(Records from a dataset)
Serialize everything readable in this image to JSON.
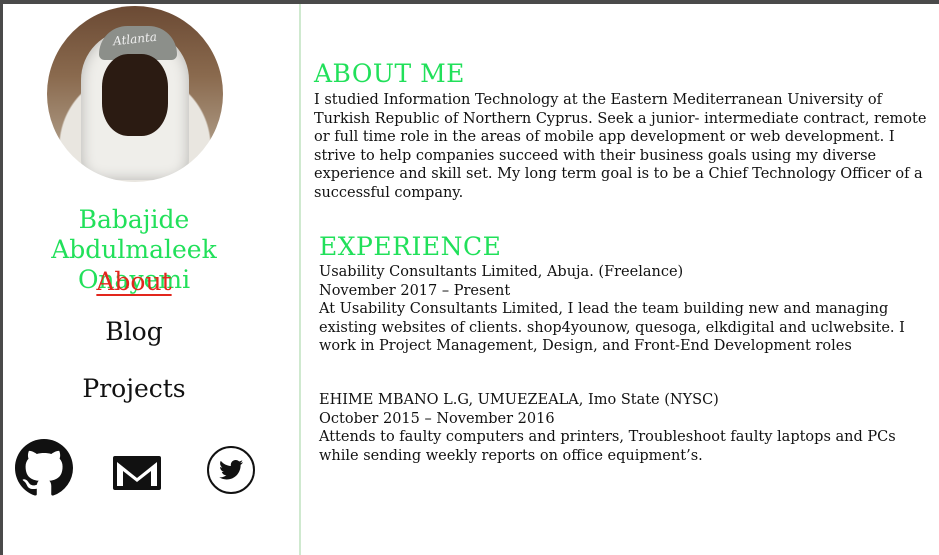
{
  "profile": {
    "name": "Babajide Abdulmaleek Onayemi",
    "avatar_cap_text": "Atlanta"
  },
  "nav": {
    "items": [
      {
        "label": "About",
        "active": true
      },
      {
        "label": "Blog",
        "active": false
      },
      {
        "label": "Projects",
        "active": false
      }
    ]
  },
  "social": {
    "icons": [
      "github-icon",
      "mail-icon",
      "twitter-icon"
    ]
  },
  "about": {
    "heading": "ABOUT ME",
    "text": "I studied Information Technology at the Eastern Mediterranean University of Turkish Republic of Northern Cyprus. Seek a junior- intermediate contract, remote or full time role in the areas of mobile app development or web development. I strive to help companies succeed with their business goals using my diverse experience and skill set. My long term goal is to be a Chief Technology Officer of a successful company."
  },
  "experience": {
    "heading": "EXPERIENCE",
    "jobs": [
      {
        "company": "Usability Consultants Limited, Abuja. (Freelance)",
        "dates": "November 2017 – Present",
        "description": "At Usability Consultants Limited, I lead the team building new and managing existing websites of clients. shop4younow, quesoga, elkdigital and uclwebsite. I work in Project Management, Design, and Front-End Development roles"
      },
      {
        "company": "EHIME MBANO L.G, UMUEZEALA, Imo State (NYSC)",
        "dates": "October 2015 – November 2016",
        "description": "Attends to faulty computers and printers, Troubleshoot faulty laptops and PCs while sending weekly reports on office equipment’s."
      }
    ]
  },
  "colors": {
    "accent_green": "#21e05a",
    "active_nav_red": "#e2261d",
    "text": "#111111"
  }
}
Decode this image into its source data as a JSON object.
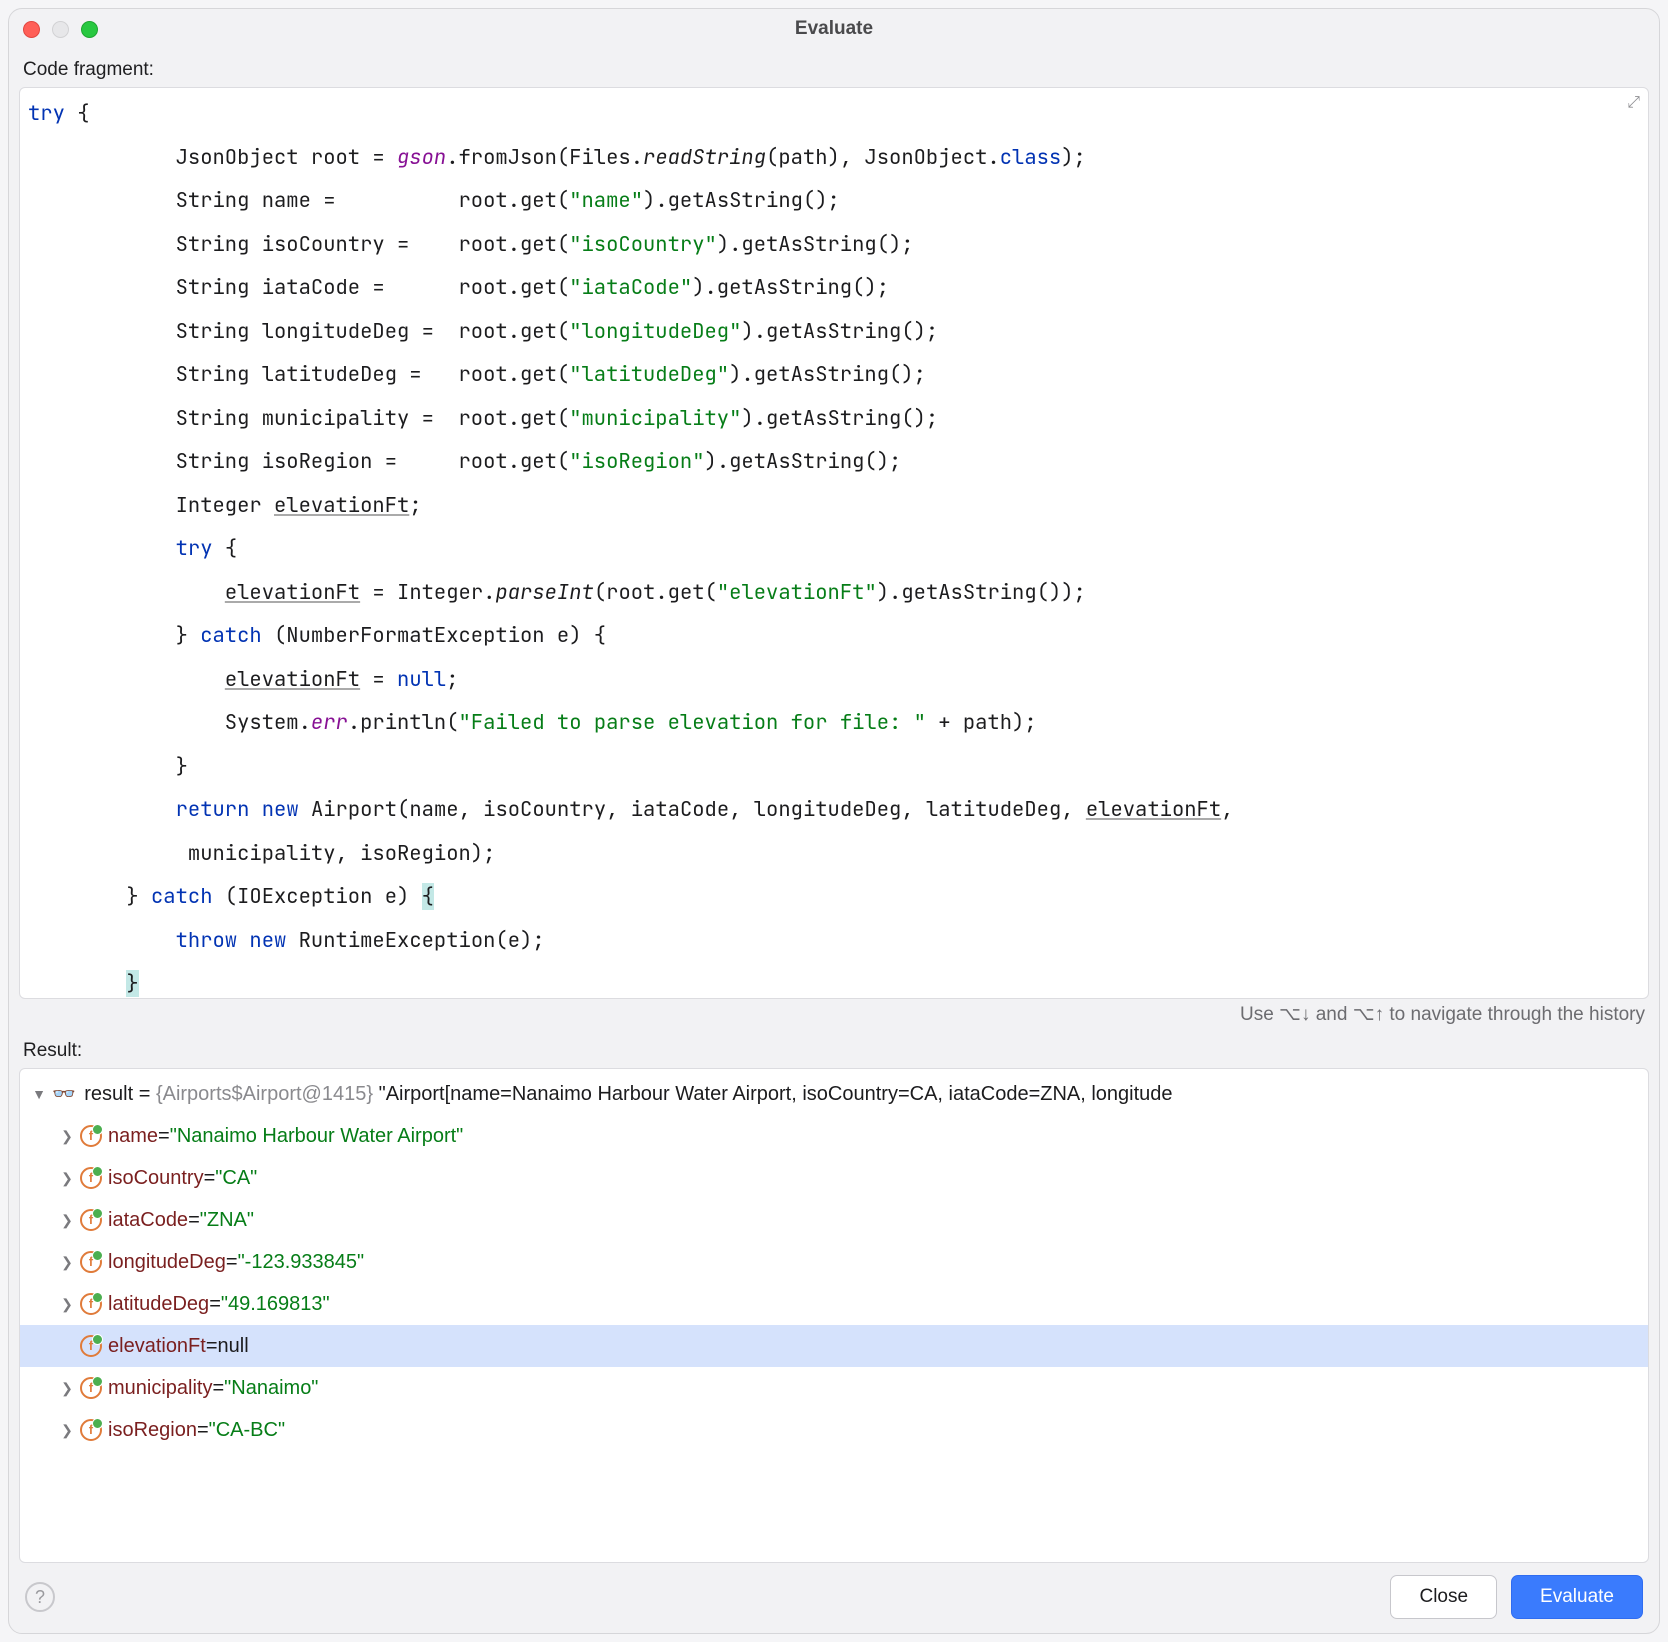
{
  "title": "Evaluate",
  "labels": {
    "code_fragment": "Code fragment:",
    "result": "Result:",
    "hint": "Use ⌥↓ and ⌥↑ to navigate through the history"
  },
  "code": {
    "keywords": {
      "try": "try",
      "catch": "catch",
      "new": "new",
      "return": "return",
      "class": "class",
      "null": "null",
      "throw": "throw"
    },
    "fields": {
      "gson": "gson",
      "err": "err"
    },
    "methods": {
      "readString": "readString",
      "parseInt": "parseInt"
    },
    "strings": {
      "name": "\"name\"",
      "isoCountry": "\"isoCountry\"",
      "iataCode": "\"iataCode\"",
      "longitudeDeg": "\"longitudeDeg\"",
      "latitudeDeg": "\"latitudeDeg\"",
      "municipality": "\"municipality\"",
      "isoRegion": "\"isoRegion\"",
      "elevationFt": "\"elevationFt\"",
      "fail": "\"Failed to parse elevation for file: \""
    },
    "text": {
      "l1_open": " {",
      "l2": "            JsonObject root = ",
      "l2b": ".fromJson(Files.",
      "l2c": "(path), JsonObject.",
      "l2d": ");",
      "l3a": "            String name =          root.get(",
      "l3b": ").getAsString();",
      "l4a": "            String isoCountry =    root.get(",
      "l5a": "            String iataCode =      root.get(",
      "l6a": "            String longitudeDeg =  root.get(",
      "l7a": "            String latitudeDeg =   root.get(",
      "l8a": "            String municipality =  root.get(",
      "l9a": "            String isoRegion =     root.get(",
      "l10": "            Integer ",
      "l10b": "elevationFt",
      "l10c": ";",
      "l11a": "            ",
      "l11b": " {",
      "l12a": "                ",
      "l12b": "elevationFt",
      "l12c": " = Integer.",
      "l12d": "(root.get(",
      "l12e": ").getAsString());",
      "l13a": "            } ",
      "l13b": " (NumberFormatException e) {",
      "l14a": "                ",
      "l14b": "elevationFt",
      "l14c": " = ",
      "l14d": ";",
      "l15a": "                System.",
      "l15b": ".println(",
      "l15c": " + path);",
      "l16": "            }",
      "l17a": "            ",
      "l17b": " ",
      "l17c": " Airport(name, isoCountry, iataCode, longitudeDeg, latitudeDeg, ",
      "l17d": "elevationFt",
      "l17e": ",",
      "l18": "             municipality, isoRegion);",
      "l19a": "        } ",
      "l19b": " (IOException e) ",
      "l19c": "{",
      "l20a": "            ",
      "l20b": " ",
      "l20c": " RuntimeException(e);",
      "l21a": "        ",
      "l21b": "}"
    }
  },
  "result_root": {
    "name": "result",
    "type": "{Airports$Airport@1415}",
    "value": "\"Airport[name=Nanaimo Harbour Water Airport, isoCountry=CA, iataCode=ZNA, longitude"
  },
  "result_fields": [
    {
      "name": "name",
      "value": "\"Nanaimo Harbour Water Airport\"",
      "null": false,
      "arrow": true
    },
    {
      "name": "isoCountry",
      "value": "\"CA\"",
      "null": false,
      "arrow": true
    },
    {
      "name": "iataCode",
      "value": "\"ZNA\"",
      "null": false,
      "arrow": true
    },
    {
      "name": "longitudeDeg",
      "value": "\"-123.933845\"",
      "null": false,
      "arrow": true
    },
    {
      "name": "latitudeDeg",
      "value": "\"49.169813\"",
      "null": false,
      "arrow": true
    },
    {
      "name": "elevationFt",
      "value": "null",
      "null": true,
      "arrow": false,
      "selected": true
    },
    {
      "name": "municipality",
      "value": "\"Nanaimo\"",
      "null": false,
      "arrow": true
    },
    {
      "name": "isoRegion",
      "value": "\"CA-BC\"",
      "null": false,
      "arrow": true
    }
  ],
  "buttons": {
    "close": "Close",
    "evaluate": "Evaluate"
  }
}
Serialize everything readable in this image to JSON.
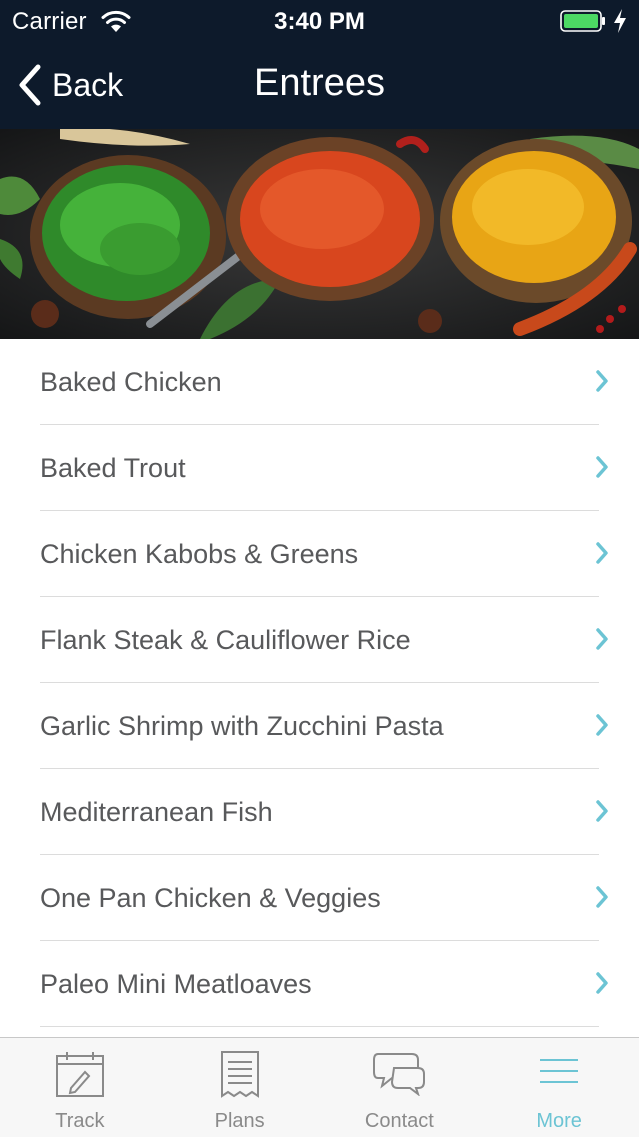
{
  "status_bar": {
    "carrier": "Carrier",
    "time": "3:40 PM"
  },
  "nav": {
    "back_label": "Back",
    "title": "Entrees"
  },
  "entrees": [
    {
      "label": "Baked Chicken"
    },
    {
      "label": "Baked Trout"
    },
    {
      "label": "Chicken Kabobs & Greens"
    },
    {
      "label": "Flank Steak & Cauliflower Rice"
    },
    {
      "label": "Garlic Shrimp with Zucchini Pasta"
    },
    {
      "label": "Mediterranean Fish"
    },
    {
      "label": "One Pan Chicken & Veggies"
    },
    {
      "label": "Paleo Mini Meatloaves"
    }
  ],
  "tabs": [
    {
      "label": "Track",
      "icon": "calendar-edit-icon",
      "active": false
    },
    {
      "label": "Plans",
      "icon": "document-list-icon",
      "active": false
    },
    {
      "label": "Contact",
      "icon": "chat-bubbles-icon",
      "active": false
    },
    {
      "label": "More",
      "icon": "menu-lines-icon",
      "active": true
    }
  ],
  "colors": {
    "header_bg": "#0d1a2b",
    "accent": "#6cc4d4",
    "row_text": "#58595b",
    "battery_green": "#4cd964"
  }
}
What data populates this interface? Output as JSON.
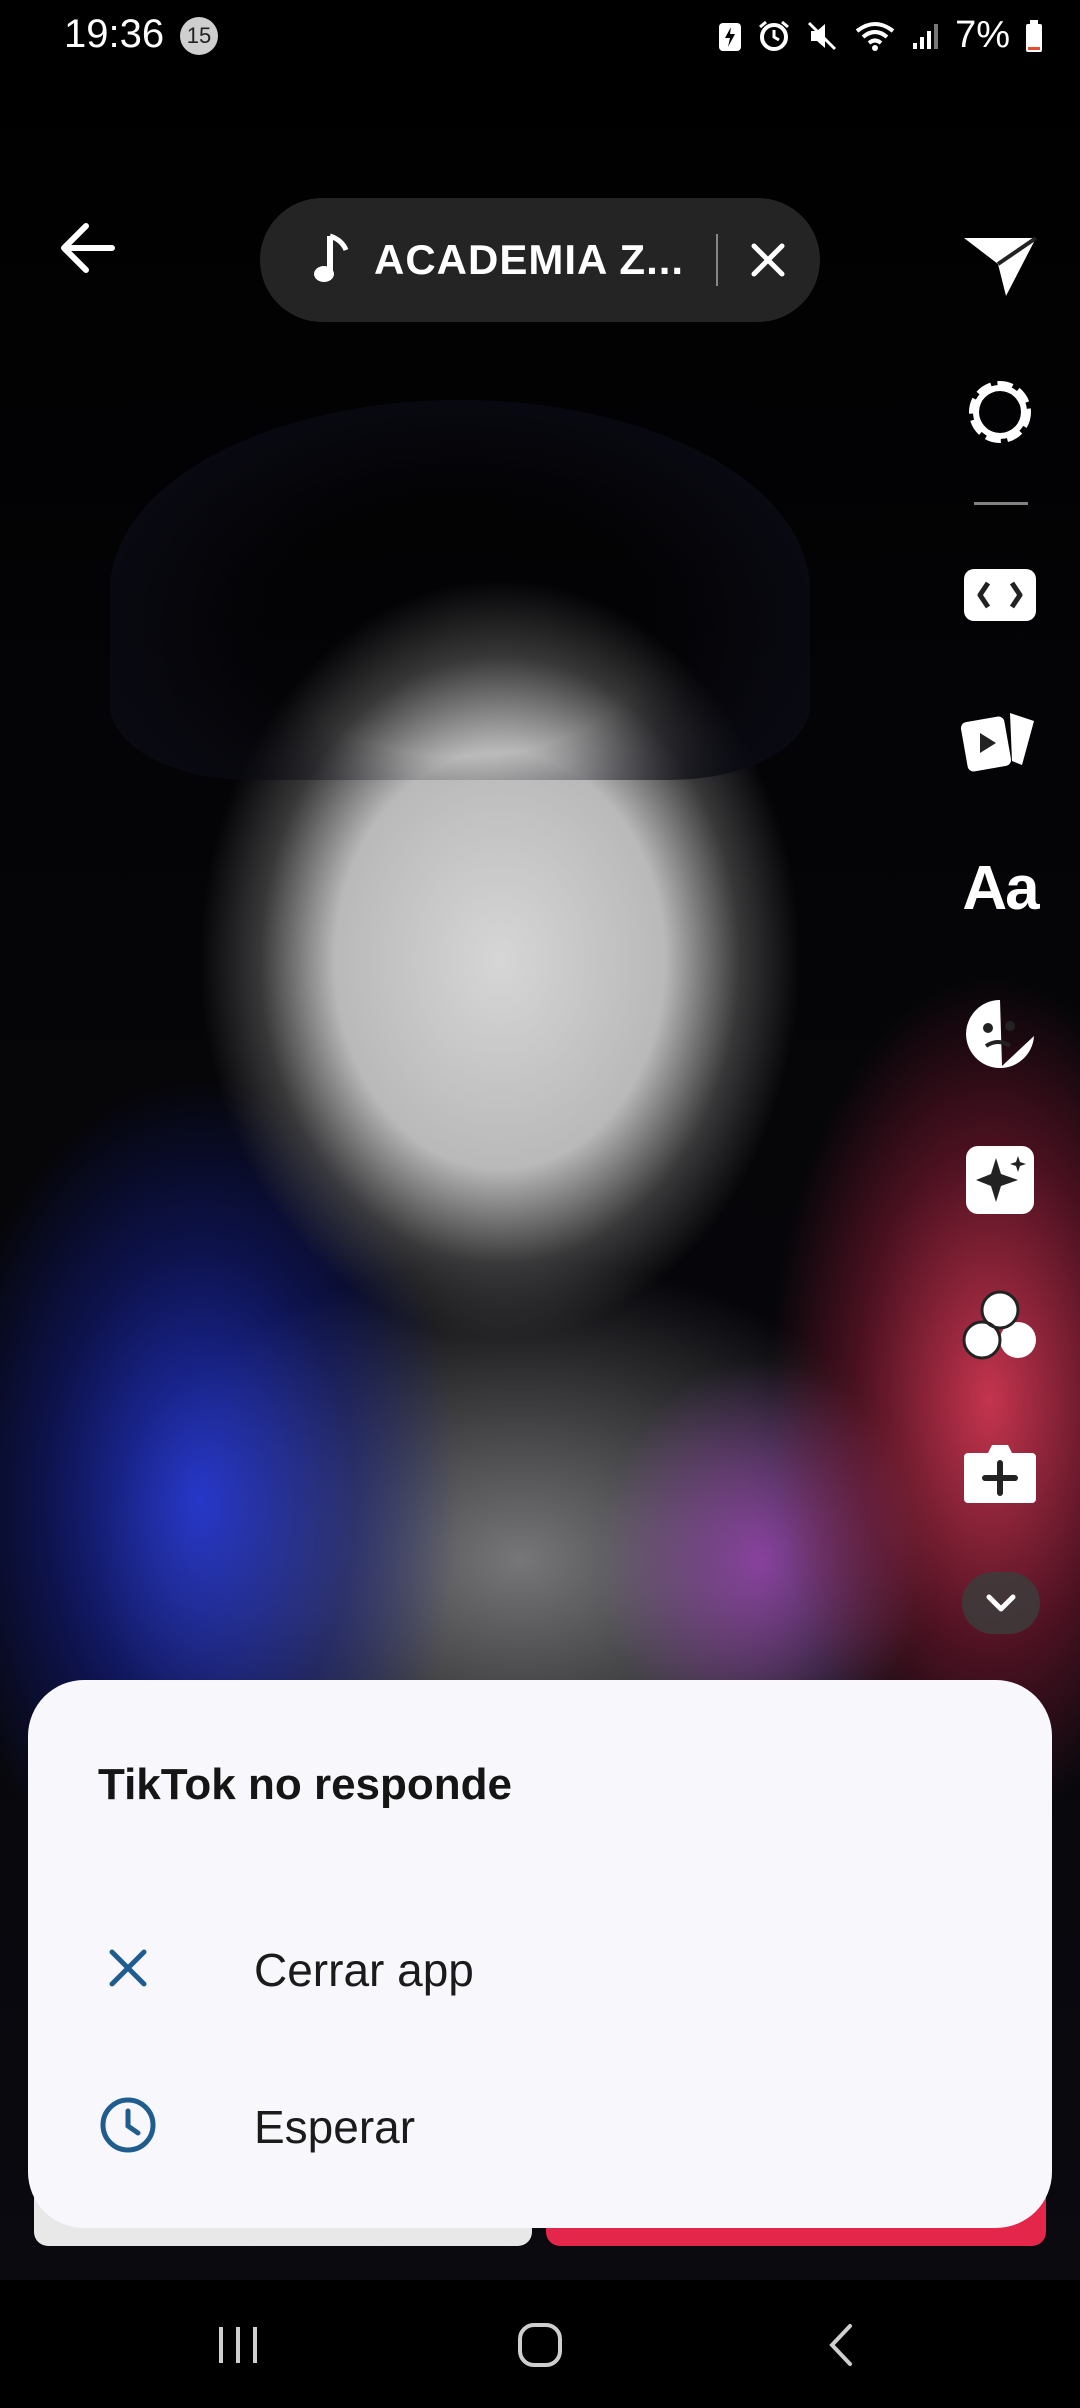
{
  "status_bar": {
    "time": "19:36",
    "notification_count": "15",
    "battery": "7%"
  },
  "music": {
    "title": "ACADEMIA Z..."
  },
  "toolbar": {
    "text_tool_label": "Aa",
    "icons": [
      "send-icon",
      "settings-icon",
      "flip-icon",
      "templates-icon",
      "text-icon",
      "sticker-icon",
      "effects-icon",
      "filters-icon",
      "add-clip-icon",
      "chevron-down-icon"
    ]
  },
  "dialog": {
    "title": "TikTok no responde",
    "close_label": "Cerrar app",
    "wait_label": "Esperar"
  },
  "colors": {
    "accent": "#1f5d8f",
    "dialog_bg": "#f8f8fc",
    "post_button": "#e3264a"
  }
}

- Written problem:
Only the lines from the one that holds "What data populates" through the end of the records above should be printed again, exactly as they are. Leave out the pictures.

- Response to the task:
What data populates this interface? Output as JSON.
{
  "status_bar": {
    "time": "19:36",
    "notification_count": "15",
    "battery": "7%"
  },
  "music": {
    "title": "ACADEMIA Z..."
  },
  "toolbar": {
    "text_tool_label": "Aa",
    "icons": [
      "send-icon",
      "settings-icon",
      "flip-icon",
      "templates-icon",
      "text-icon",
      "sticker-icon",
      "effects-icon",
      "filters-icon",
      "add-clip-icon",
      "chevron-down-icon"
    ]
  },
  "dialog": {
    "title": "TikTok no responde",
    "close_label": "Cerrar app",
    "wait_label": "Esperar"
  },
  "colors": {
    "accent": "#1f5d8f",
    "dialog_bg": "#f8f8fc",
    "post_button": "#e3264a"
  }
}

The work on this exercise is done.